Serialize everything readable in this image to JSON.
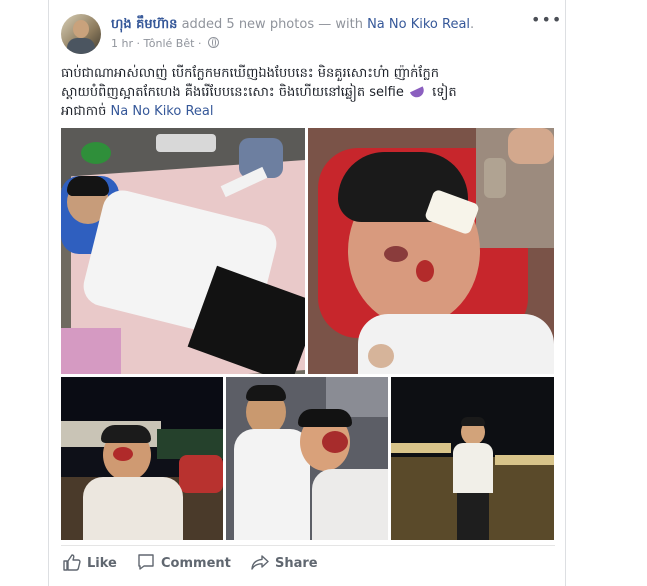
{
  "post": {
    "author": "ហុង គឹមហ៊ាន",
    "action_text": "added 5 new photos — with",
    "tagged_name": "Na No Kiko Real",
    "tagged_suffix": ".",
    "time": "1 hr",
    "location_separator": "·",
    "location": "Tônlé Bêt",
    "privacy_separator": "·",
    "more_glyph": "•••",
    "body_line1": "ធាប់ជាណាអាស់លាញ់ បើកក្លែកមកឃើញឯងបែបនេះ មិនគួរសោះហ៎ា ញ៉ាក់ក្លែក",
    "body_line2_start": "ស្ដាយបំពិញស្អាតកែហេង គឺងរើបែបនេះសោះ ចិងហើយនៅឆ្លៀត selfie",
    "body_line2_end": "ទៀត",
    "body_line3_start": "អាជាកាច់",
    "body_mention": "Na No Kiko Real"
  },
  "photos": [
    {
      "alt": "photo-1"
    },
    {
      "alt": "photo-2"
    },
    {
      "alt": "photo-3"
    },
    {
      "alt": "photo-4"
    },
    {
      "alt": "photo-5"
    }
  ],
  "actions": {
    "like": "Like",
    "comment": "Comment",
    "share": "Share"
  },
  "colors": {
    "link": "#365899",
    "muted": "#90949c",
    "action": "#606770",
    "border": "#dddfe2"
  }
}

● **Exercise instructions**
Copy out all the entries exactly. Images stay out of the copy.

● **Worked answer**
Serialize everything readable in this image to JSON.
{
  "post": {
    "author": "ហុង គឹមហ៊ាន",
    "action_text": "added 5 new photos — with",
    "tagged_name": "Na No Kiko Real",
    "tagged_suffix": ".",
    "time": "1 hr",
    "location_separator": "·",
    "location": "Tônlé Bêt",
    "privacy_separator": "·",
    "more_glyph": "•••",
    "body_line1": "ធាប់ជាណាអាស់លាញ់ បើកក្លែកមកឃើញឯងបែបនេះ មិនគួរសោះហ៎ា ញ៉ាក់ក្លែក",
    "body_line2_start": "ស្ដាយបំពិញស្អាតកែហេង គឺងរើបែបនេះសោះ ចិងហើយនៅឆ្លៀត selfie",
    "body_line2_end": "ទៀត",
    "body_line3_start": "អាជាកាច់",
    "body_mention": "Na No Kiko Real"
  },
  "photos": [
    {
      "alt": "photo-1"
    },
    {
      "alt": "photo-2"
    },
    {
      "alt": "photo-3"
    },
    {
      "alt": "photo-4"
    },
    {
      "alt": "photo-5"
    }
  ],
  "actions": {
    "like": "Like",
    "comment": "Comment",
    "share": "Share"
  },
  "colors": {
    "link": "#365899",
    "muted": "#90949c",
    "action": "#606770",
    "border": "#dddfe2"
  }
}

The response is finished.